▸ **What the exercise asks**
Repeat the lines of the rows between the line holding "rook-outline-glyph: ♖ [1543,206,1705,367]" and the line holding "square-f8[interactable]: ♜♖ [1219,45,1381,206]", inclusive.

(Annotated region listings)

------------

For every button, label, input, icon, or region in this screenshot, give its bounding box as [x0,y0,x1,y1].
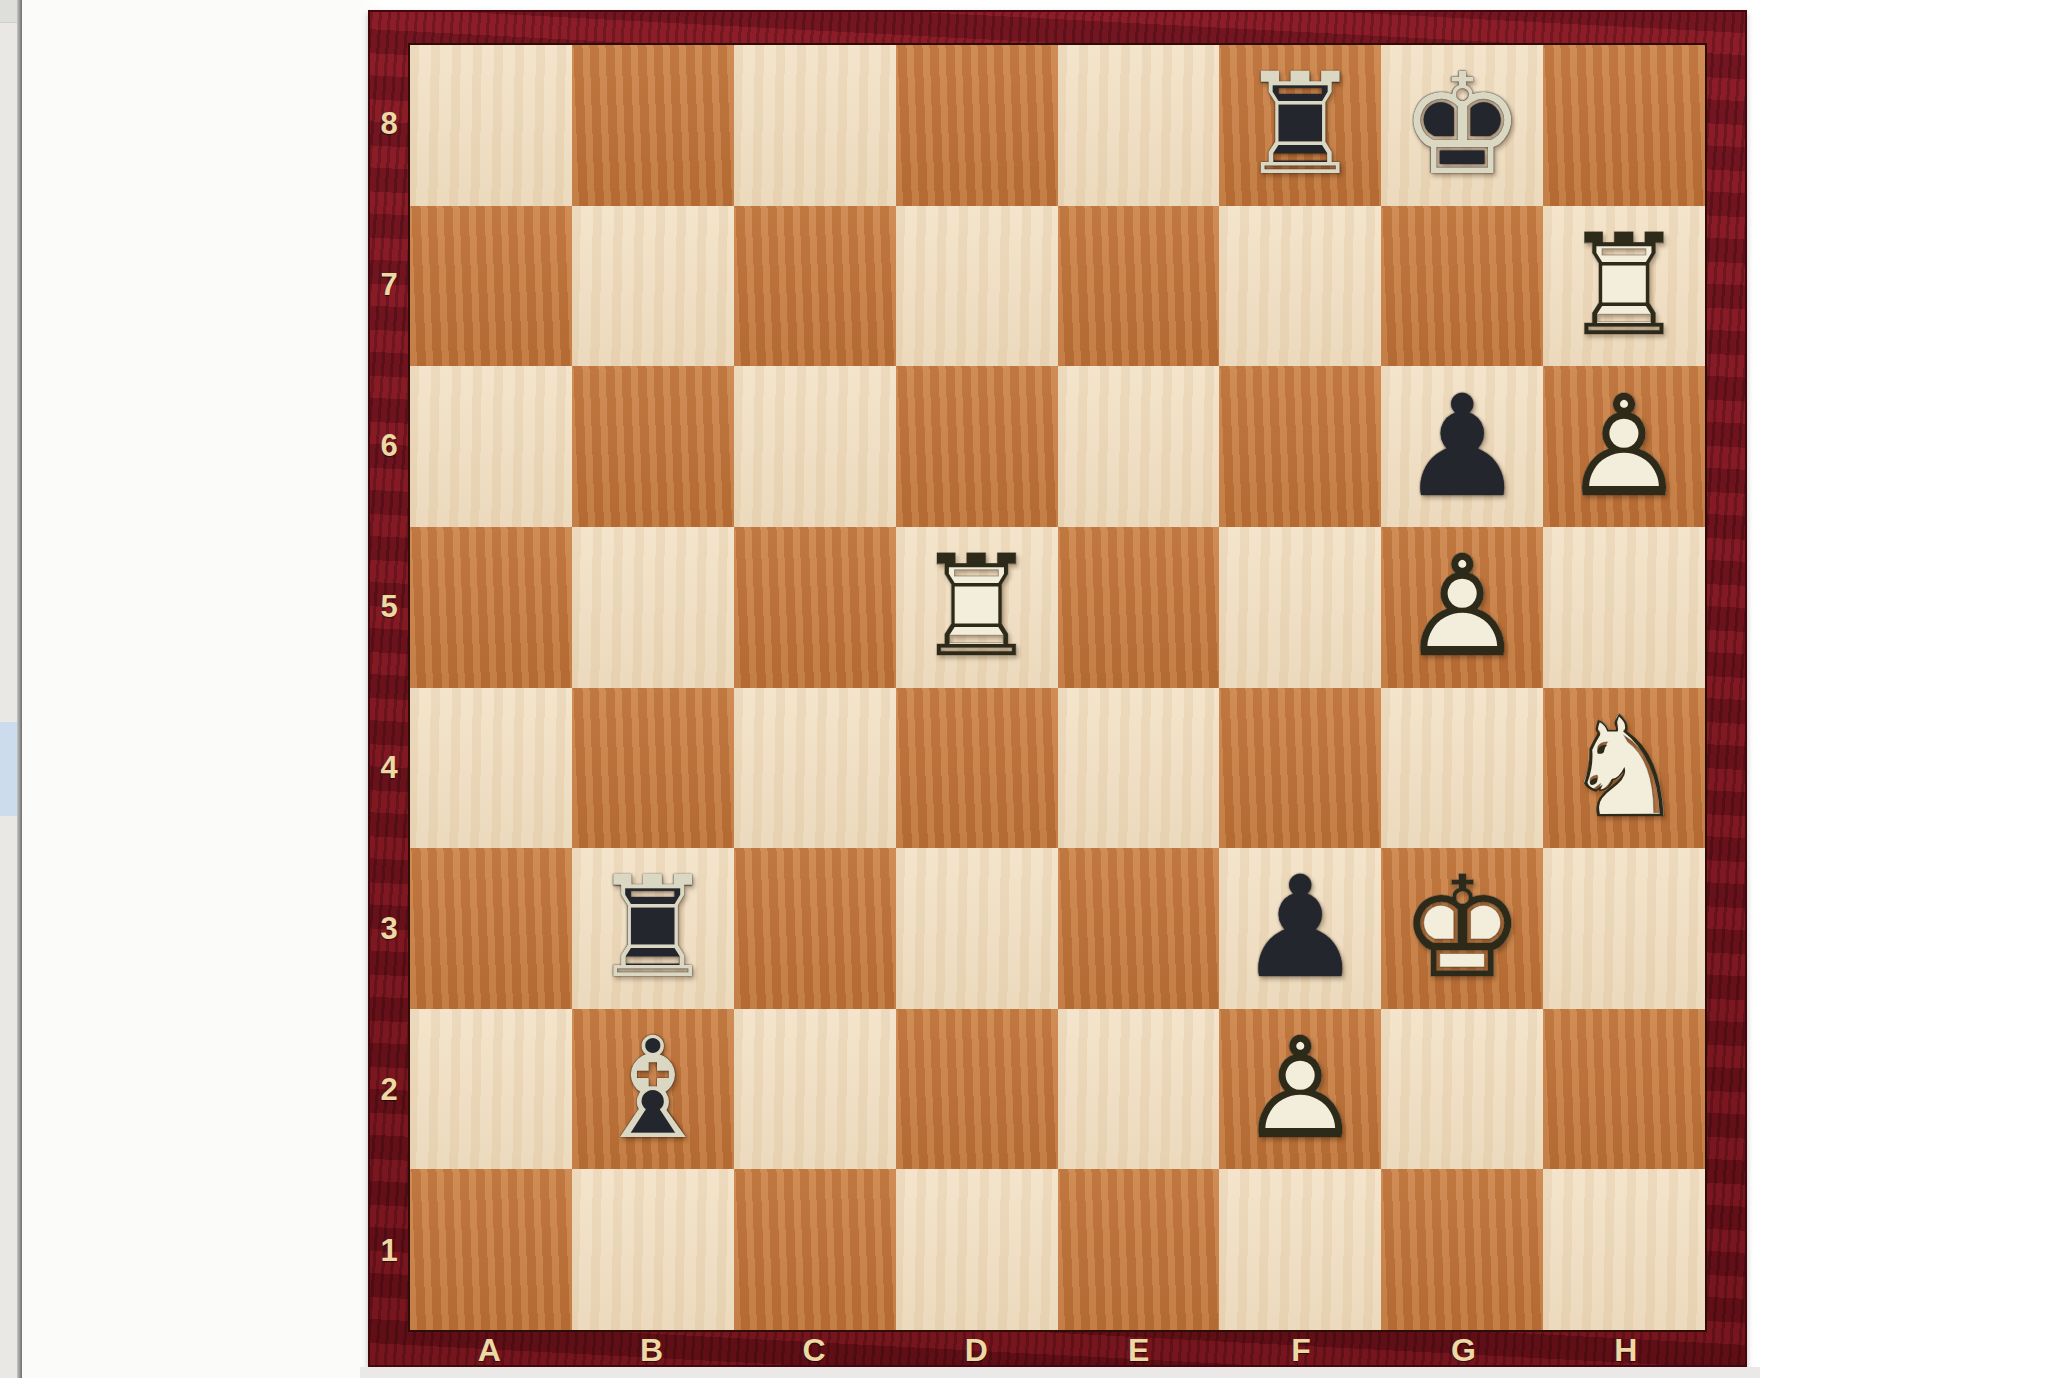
rook-outline-glyph: ♖ [1543,206,1705,367]
square-a3[interactable] [410,848,572,1009]
rank-label-7: 7 [370,204,408,365]
background-window-edge [0,0,17,1378]
square-c7[interactable] [734,206,896,367]
square-c3[interactable] [734,848,896,1009]
piece-white-king-g3[interactable]: ♚♔ [1381,848,1543,1009]
square-g6[interactable]: ♟ [1381,366,1543,527]
square-e4[interactable] [1058,688,1220,849]
knight-outline-glyph: ♘ [1543,688,1705,849]
rank-label-5: 5 [370,526,408,687]
square-f8[interactable]: ♜♖ [1219,45,1381,206]
square-d1[interactable] [896,1169,1058,1330]
square-e6[interactable] [1058,366,1220,527]
square-g5[interactable]: ♟♙ [1381,527,1543,688]
square-h2[interactable] [1543,1009,1705,1170]
square-a1[interactable] [410,1169,572,1330]
square-f5[interactable] [1219,527,1381,688]
square-c1[interactable] [734,1169,896,1330]
square-d3[interactable] [896,848,1058,1009]
square-d5[interactable]: ♜♖ [896,527,1058,688]
square-g7[interactable] [1381,206,1543,367]
square-d4[interactable] [896,688,1058,849]
square-h1[interactable] [1543,1169,1705,1330]
square-e5[interactable] [1058,527,1220,688]
square-f6[interactable] [1219,366,1381,527]
rank-labels: 87654321 [370,43,408,1332]
square-e1[interactable] [1058,1169,1220,1330]
square-b1[interactable] [572,1169,734,1330]
file-label-f: F [1220,1332,1382,1367]
square-b4[interactable] [572,688,734,849]
square-c4[interactable] [734,688,896,849]
square-f4[interactable] [1219,688,1381,849]
square-h5[interactable] [1543,527,1705,688]
square-g3[interactable]: ♚♔ [1381,848,1543,1009]
piece-black-rook-f8[interactable]: ♜♖ [1219,45,1381,206]
square-a8[interactable] [410,45,572,206]
piece-black-pawn-f3[interactable]: ♟ [1219,848,1381,1009]
square-f7[interactable] [1219,206,1381,367]
bishop-outline-glyph: ♗ [572,1009,734,1170]
square-b3[interactable]: ♜♖ [572,848,734,1009]
piece-white-pawn-h6[interactable]: ♟♙ [1543,366,1705,527]
square-g1[interactable] [1381,1169,1543,1330]
square-g8[interactable]: ♚♔ [1381,45,1543,206]
file-label-a: A [408,1332,570,1367]
king-outline-glyph: ♔ [1381,848,1543,1009]
square-d2[interactable] [896,1009,1058,1170]
square-f1[interactable] [1219,1169,1381,1330]
square-d8[interactable] [896,45,1058,206]
square-c8[interactable] [734,45,896,206]
square-f3[interactable]: ♟ [1219,848,1381,1009]
square-b6[interactable] [572,366,734,527]
square-h6[interactable]: ♟♙ [1543,366,1705,527]
piece-black-pawn-g6[interactable]: ♟ [1381,366,1543,527]
background-window-edge-cap [0,0,17,23]
rank-label-6: 6 [370,365,408,526]
square-d7[interactable] [896,206,1058,367]
square-g4[interactable] [1381,688,1543,849]
square-a7[interactable] [410,206,572,367]
file-label-d: D [895,1332,1057,1367]
file-label-c: C [733,1332,895,1367]
square-e3[interactable] [1058,848,1220,1009]
piece-white-rook-d5[interactable]: ♜♖ [896,527,1058,688]
piece-white-rook-h7[interactable]: ♜♖ [1543,206,1705,367]
file-label-g: G [1382,1332,1544,1367]
square-a5[interactable] [410,527,572,688]
background-window-highlight [0,722,17,816]
square-e8[interactable] [1058,45,1220,206]
piece-black-bishop-b2[interactable]: ♝♗ [572,1009,734,1170]
square-h3[interactable] [1543,848,1705,1009]
file-label-b: B [570,1332,732,1367]
rank-label-3: 3 [370,849,408,1010]
square-a4[interactable] [410,688,572,849]
pawn-outline-glyph: ♙ [1543,366,1705,527]
file-labels: ABCDEFGH [408,1332,1707,1367]
square-e7[interactable] [1058,206,1220,367]
square-b8[interactable] [572,45,734,206]
square-e2[interactable] [1058,1009,1220,1170]
piece-white-pawn-f2[interactable]: ♟♙ [1219,1009,1381,1170]
piece-black-rook-b3[interactable]: ♜♖ [572,848,734,1009]
board-grid: ♜♖♚♔♜♖♟♟♙♜♖♟♙♞♘♜♖♟♚♔♝♗♟♙ [408,43,1707,1332]
square-a2[interactable] [410,1009,572,1170]
square-g2[interactable] [1381,1009,1543,1170]
rank-label-8: 8 [370,43,408,204]
square-f2[interactable]: ♟♙ [1219,1009,1381,1170]
board-bottom-shadow [360,1367,1760,1378]
pawn-outline-glyph: ♙ [1219,1009,1381,1170]
file-label-h: H [1545,1332,1707,1367]
rook-outline-glyph: ♖ [1219,45,1381,206]
piece-black-king-g8[interactable]: ♚♔ [1381,45,1543,206]
square-b7[interactable] [572,206,734,367]
pawn-outline-glyph: ♙ [1381,527,1543,688]
pawn-glyph: ♟ [1219,848,1381,1009]
square-h7[interactable]: ♜♖ [1543,206,1705,367]
chess-board: 87654321 ABCDEFGH ♜♖♚♔♜♖♟♟♙♜♖♟♙♞♘♜♖♟♚♔♝♗… [368,10,1747,1367]
rank-label-1: 1 [370,1171,408,1332]
king-outline-glyph: ♔ [1381,45,1543,206]
square-d6[interactable] [896,366,1058,527]
square-c2[interactable] [734,1009,896,1170]
rook-outline-glyph: ♖ [572,848,734,1009]
piece-white-pawn-g5[interactable]: ♟♙ [1381,527,1543,688]
square-c6[interactable] [734,366,896,527]
pawn-glyph: ♟ [1381,366,1543,527]
file-label-e: E [1058,1332,1220,1367]
rank-label-4: 4 [370,688,408,849]
rook-outline-glyph: ♖ [896,527,1058,688]
square-b5[interactable] [572,527,734,688]
square-a6[interactable] [410,366,572,527]
square-b2[interactable]: ♝♗ [572,1009,734,1170]
piece-white-knight-h4[interactable]: ♞♘ [1543,688,1705,849]
square-c5[interactable] [734,527,896,688]
square-h4[interactable]: ♞♘ [1543,688,1705,849]
square-h8[interactable] [1543,45,1705,206]
rank-label-2: 2 [370,1010,408,1171]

------------

▸ **Solved exercise**
rook-outline-glyph: ♖ [1543,206,1705,367]
square-a3[interactable] [410,848,572,1009]
rank-label-7: 7 [370,204,408,365]
background-window-edge [0,0,17,1378]
square-c7[interactable] [734,206,896,367]
square-c3[interactable] [734,848,896,1009]
piece-white-king-g3[interactable]: ♚♔ [1381,848,1543,1009]
square-g6[interactable]: ♟ [1381,366,1543,527]
square-e4[interactable] [1058,688,1220,849]
knight-outline-glyph: ♘ [1543,688,1705,849]
rank-label-5: 5 [370,526,408,687]
square-f8[interactable]: ♜♖ [1219,45,1381,206]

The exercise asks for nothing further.